**ENTRIES:**
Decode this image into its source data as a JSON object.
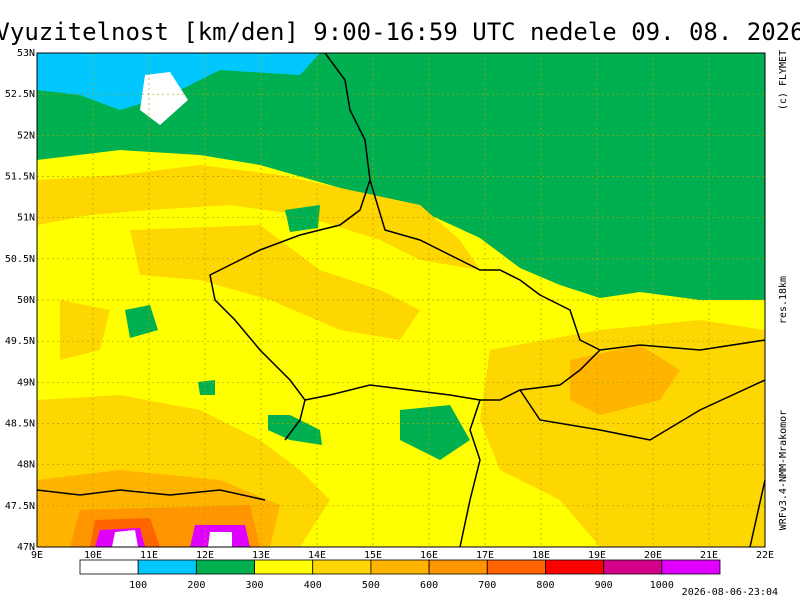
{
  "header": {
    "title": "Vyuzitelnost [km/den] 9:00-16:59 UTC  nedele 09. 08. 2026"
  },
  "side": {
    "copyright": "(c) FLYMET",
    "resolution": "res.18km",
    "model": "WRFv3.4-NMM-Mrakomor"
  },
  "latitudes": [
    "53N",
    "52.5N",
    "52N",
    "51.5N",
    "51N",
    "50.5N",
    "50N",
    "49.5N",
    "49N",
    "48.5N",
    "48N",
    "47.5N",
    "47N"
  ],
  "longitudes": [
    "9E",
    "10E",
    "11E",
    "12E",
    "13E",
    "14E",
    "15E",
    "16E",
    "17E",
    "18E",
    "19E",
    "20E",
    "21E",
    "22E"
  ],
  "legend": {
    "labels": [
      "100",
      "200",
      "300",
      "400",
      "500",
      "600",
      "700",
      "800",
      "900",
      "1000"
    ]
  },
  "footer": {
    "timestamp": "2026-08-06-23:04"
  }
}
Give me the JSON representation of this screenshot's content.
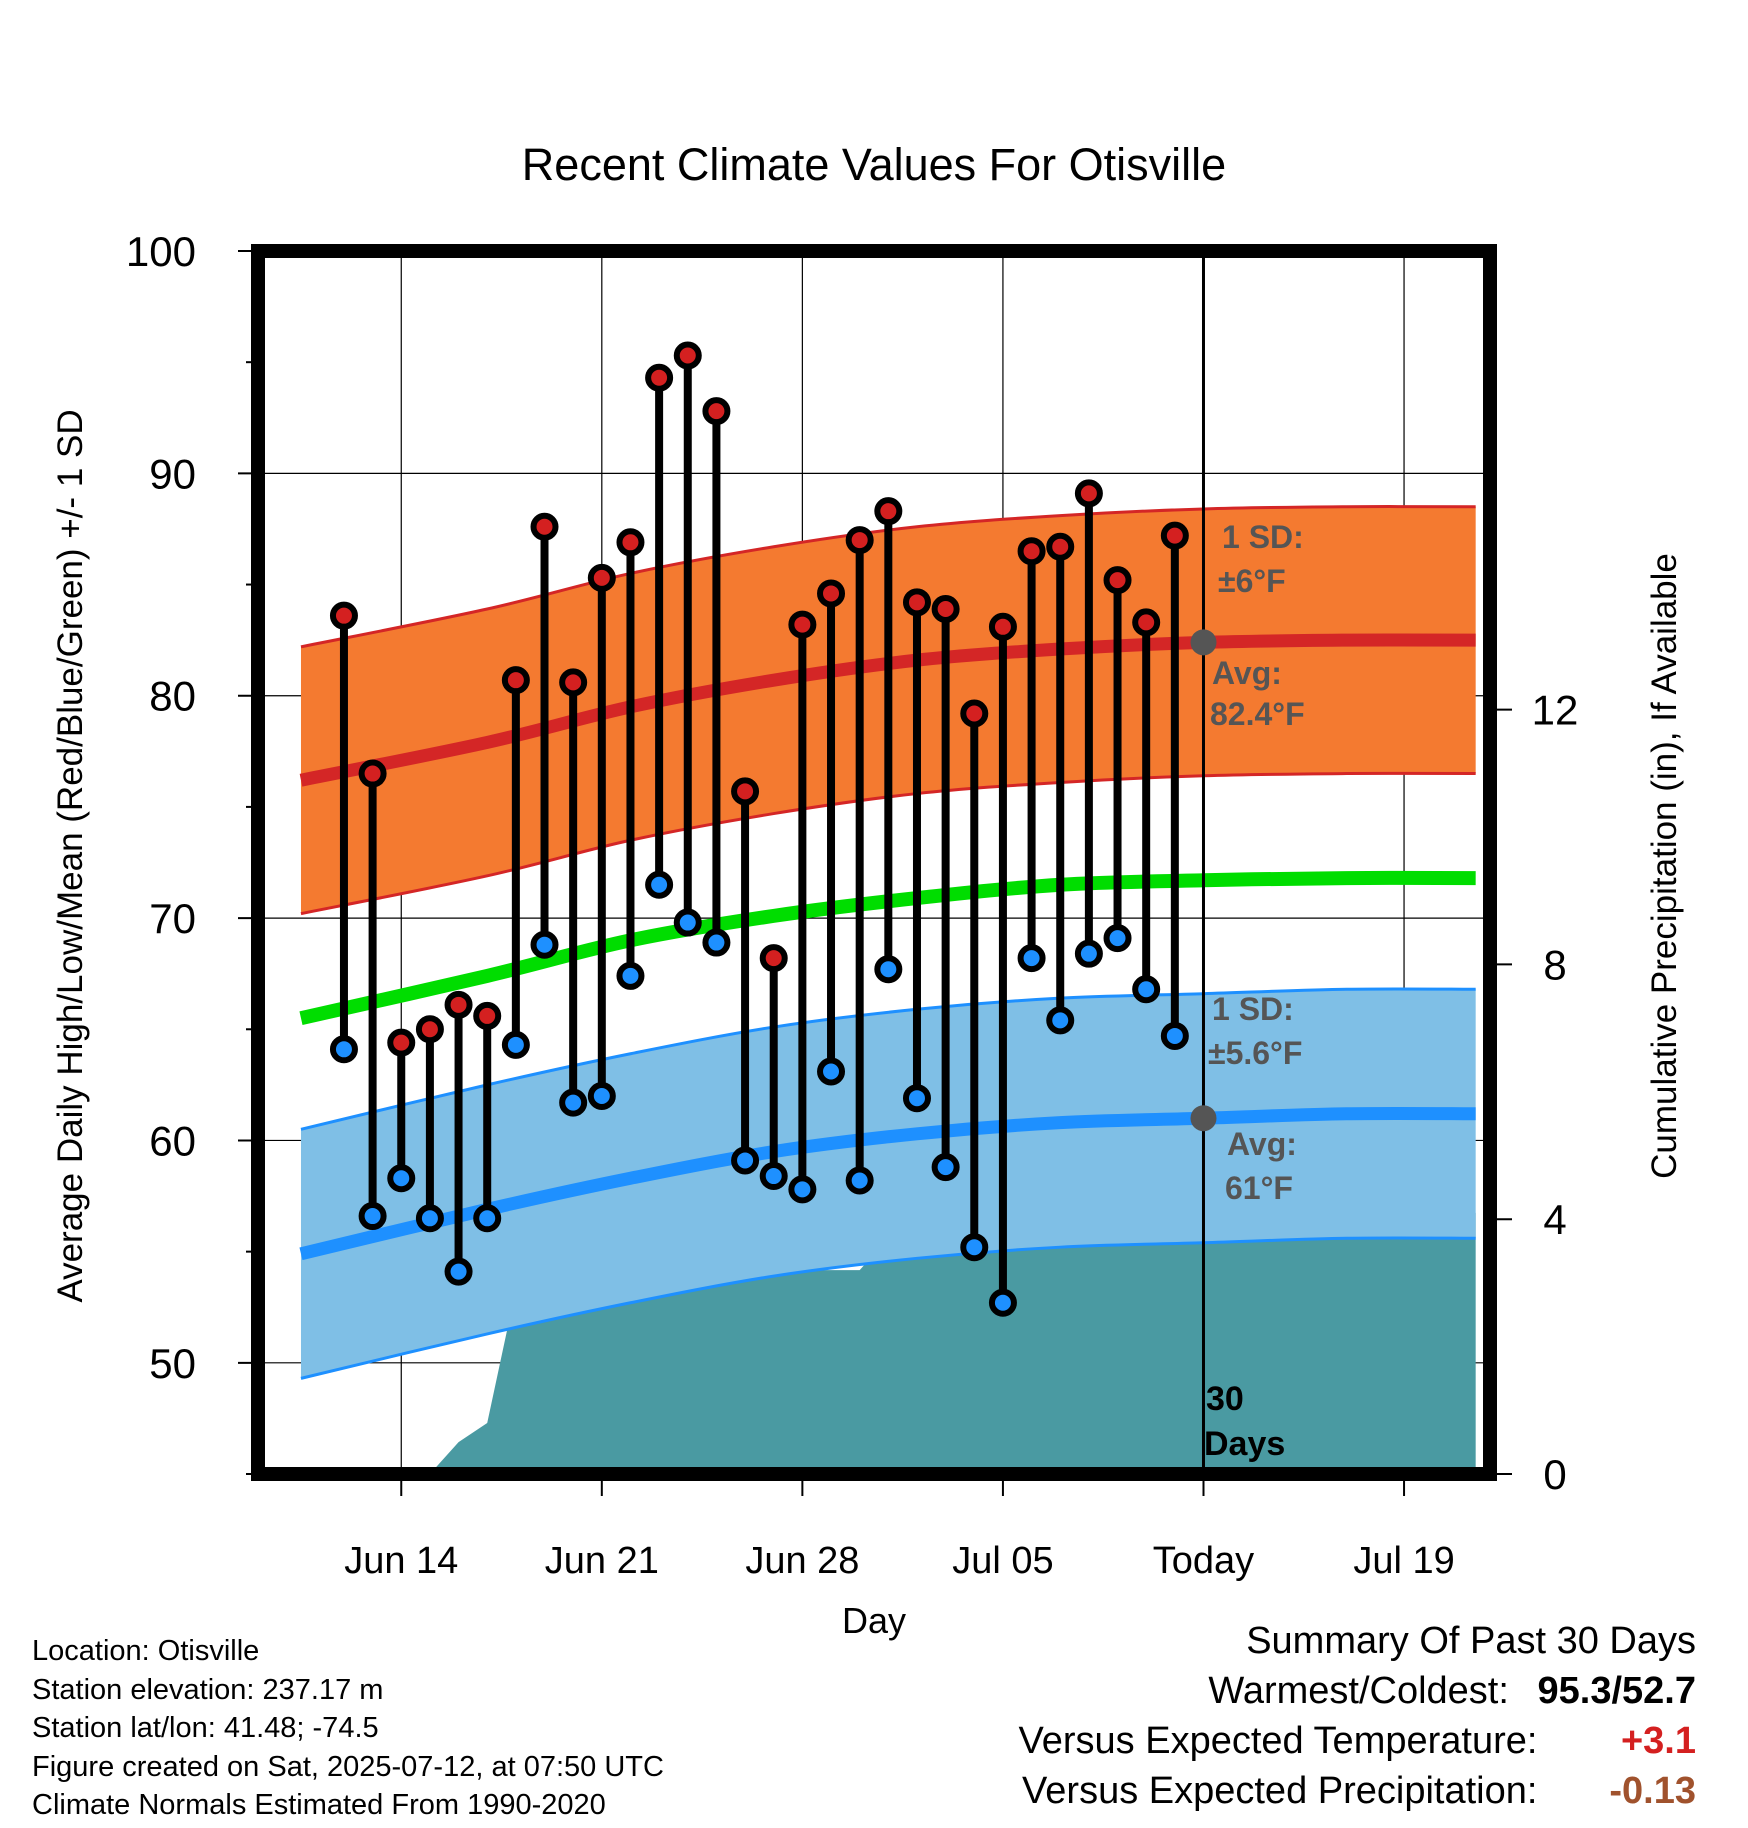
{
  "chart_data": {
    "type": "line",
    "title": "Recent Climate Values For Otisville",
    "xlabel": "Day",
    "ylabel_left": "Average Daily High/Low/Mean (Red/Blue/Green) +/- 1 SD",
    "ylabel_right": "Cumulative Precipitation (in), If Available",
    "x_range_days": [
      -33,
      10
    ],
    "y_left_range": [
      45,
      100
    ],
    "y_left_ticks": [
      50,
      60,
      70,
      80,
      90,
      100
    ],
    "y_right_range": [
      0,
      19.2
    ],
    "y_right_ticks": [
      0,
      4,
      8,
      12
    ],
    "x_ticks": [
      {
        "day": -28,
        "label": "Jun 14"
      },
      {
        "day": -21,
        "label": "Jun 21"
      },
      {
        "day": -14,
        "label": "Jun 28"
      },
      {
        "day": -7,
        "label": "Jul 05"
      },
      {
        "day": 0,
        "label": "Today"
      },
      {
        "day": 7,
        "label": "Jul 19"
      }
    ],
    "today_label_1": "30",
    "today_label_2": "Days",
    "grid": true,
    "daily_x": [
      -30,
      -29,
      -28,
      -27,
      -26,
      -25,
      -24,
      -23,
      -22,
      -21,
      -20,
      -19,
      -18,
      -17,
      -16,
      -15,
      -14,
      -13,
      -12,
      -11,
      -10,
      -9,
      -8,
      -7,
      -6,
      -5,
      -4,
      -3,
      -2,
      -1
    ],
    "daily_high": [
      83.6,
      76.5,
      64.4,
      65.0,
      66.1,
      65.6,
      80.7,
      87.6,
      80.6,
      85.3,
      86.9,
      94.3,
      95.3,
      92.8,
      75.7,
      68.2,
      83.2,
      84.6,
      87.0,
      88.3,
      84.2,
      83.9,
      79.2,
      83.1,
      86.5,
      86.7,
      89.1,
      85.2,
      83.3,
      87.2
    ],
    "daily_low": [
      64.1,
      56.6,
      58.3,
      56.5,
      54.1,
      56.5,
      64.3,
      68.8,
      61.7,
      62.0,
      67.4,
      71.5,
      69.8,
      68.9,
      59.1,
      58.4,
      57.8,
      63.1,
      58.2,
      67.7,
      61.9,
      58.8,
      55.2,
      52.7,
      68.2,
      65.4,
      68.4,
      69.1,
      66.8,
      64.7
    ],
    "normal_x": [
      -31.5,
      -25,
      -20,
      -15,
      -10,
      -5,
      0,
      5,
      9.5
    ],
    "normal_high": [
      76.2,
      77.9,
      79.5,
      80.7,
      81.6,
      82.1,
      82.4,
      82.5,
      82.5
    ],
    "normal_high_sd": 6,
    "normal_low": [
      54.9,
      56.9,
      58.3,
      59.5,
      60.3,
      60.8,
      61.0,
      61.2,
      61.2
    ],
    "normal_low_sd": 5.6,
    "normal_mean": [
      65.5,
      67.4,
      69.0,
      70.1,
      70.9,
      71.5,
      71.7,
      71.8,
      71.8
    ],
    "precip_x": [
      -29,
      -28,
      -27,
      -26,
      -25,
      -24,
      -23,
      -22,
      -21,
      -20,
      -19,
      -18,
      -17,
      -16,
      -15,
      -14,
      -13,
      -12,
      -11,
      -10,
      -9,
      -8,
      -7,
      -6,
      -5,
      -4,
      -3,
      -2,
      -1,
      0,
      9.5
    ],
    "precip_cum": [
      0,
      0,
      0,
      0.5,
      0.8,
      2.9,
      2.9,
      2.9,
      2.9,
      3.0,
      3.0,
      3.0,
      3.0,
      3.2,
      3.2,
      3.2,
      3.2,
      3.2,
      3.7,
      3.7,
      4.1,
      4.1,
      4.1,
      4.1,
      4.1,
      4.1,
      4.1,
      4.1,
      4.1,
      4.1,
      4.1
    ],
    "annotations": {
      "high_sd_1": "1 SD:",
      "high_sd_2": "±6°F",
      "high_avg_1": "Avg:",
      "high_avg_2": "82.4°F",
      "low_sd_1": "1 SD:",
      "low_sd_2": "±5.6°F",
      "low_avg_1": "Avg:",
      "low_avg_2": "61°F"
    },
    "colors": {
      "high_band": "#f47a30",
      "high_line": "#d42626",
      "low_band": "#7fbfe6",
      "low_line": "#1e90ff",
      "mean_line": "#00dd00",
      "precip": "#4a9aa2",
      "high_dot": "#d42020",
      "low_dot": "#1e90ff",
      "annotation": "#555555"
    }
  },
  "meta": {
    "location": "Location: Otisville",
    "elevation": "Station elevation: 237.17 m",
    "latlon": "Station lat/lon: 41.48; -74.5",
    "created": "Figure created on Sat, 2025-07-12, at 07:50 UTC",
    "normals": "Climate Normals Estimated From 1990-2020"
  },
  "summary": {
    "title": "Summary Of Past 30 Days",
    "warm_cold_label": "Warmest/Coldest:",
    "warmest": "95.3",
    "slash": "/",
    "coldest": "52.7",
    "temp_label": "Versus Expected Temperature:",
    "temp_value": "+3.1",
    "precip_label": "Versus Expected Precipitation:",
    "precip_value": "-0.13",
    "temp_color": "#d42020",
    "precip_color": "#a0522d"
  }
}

**AIM:**
Give back the entries verbatim. Do not include any picture.

**TASK SOLUTION:**
Decode this image into its source data as a JSON object.
{
  "header": {
    "title": "Vyuzitelnost [km/den] 9:00-16:59 UTC  nedele 09. 08. 2026"
  },
  "side": {
    "copyright": "(c) FLYMET",
    "resolution": "res.18km",
    "model": "WRFv3.4-NMM-Mrakomor"
  },
  "latitudes": [
    "53N",
    "52.5N",
    "52N",
    "51.5N",
    "51N",
    "50.5N",
    "50N",
    "49.5N",
    "49N",
    "48.5N",
    "48N",
    "47.5N",
    "47N"
  ],
  "longitudes": [
    "9E",
    "10E",
    "11E",
    "12E",
    "13E",
    "14E",
    "15E",
    "16E",
    "17E",
    "18E",
    "19E",
    "20E",
    "21E",
    "22E"
  ],
  "legend": {
    "labels": [
      "100",
      "200",
      "300",
      "400",
      "500",
      "600",
      "700",
      "800",
      "900",
      "1000"
    ]
  },
  "footer": {
    "timestamp": "2026-08-06-23:04"
  }
}
Give me the JSON representation of this screenshot's content.
{
  "chart_data": {
    "type": "line",
    "title": "Recent Climate Values For Otisville",
    "xlabel": "Day",
    "ylabel_left": "Average Daily High/Low/Mean (Red/Blue/Green) +/- 1 SD",
    "ylabel_right": "Cumulative Precipitation (in), If Available",
    "x_range_days": [
      -33,
      10
    ],
    "y_left_range": [
      45,
      100
    ],
    "y_left_ticks": [
      50,
      60,
      70,
      80,
      90,
      100
    ],
    "y_right_range": [
      0,
      19.2
    ],
    "y_right_ticks": [
      0,
      4,
      8,
      12
    ],
    "x_ticks": [
      {
        "day": -28,
        "label": "Jun 14"
      },
      {
        "day": -21,
        "label": "Jun 21"
      },
      {
        "day": -14,
        "label": "Jun 28"
      },
      {
        "day": -7,
        "label": "Jul 05"
      },
      {
        "day": 0,
        "label": "Today"
      },
      {
        "day": 7,
        "label": "Jul 19"
      }
    ],
    "today_label_1": "30",
    "today_label_2": "Days",
    "grid": true,
    "daily_x": [
      -30,
      -29,
      -28,
      -27,
      -26,
      -25,
      -24,
      -23,
      -22,
      -21,
      -20,
      -19,
      -18,
      -17,
      -16,
      -15,
      -14,
      -13,
      -12,
      -11,
      -10,
      -9,
      -8,
      -7,
      -6,
      -5,
      -4,
      -3,
      -2,
      -1
    ],
    "daily_high": [
      83.6,
      76.5,
      64.4,
      65.0,
      66.1,
      65.6,
      80.7,
      87.6,
      80.6,
      85.3,
      86.9,
      94.3,
      95.3,
      92.8,
      75.7,
      68.2,
      83.2,
      84.6,
      87.0,
      88.3,
      84.2,
      83.9,
      79.2,
      83.1,
      86.5,
      86.7,
      89.1,
      85.2,
      83.3,
      87.2
    ],
    "daily_low": [
      64.1,
      56.6,
      58.3,
      56.5,
      54.1,
      56.5,
      64.3,
      68.8,
      61.7,
      62.0,
      67.4,
      71.5,
      69.8,
      68.9,
      59.1,
      58.4,
      57.8,
      63.1,
      58.2,
      67.7,
      61.9,
      58.8,
      55.2,
      52.7,
      68.2,
      65.4,
      68.4,
      69.1,
      66.8,
      64.7
    ],
    "normal_x": [
      -31.5,
      -25,
      -20,
      -15,
      -10,
      -5,
      0,
      5,
      9.5
    ],
    "normal_high": [
      76.2,
      77.9,
      79.5,
      80.7,
      81.6,
      82.1,
      82.4,
      82.5,
      82.5
    ],
    "normal_high_sd": 6,
    "normal_low": [
      54.9,
      56.9,
      58.3,
      59.5,
      60.3,
      60.8,
      61.0,
      61.2,
      61.2
    ],
    "normal_low_sd": 5.6,
    "normal_mean": [
      65.5,
      67.4,
      69.0,
      70.1,
      70.9,
      71.5,
      71.7,
      71.8,
      71.8
    ],
    "precip_x": [
      -29,
      -28,
      -27,
      -26,
      -25,
      -24,
      -23,
      -22,
      -21,
      -20,
      -19,
      -18,
      -17,
      -16,
      -15,
      -14,
      -13,
      -12,
      -11,
      -10,
      -9,
      -8,
      -7,
      -6,
      -5,
      -4,
      -3,
      -2,
      -1,
      0,
      9.5
    ],
    "precip_cum": [
      0,
      0,
      0,
      0.5,
      0.8,
      2.9,
      2.9,
      2.9,
      2.9,
      3.0,
      3.0,
      3.0,
      3.0,
      3.2,
      3.2,
      3.2,
      3.2,
      3.2,
      3.7,
      3.7,
      4.1,
      4.1,
      4.1,
      4.1,
      4.1,
      4.1,
      4.1,
      4.1,
      4.1,
      4.1,
      4.1
    ],
    "annotations": {
      "high_sd_1": "1 SD:",
      "high_sd_2": "±6°F",
      "high_avg_1": "Avg:",
      "high_avg_2": "82.4°F",
      "low_sd_1": "1 SD:",
      "low_sd_2": "±5.6°F",
      "low_avg_1": "Avg:",
      "low_avg_2": "61°F"
    },
    "colors": {
      "high_band": "#f47a30",
      "high_line": "#d42626",
      "low_band": "#7fbfe6",
      "low_line": "#1e90ff",
      "mean_line": "#00dd00",
      "precip": "#4a9aa2",
      "high_dot": "#d42020",
      "low_dot": "#1e90ff",
      "annotation": "#555555"
    }
  },
  "meta": {
    "location": "Location: Otisville",
    "elevation": "Station elevation: 237.17 m",
    "latlon": "Station lat/lon: 41.48; -74.5",
    "created": "Figure created on Sat, 2025-07-12, at 07:50 UTC",
    "normals": "Climate Normals Estimated From 1990-2020"
  },
  "summary": {
    "title": "Summary Of Past 30 Days",
    "warm_cold_label": "Warmest/Coldest:",
    "warmest": "95.3",
    "slash": "/",
    "coldest": "52.7",
    "temp_label": "Versus Expected Temperature:",
    "temp_value": "+3.1",
    "precip_label": "Versus Expected Precipitation:",
    "precip_value": "-0.13",
    "temp_color": "#d42020",
    "precip_color": "#a0522d"
  }
}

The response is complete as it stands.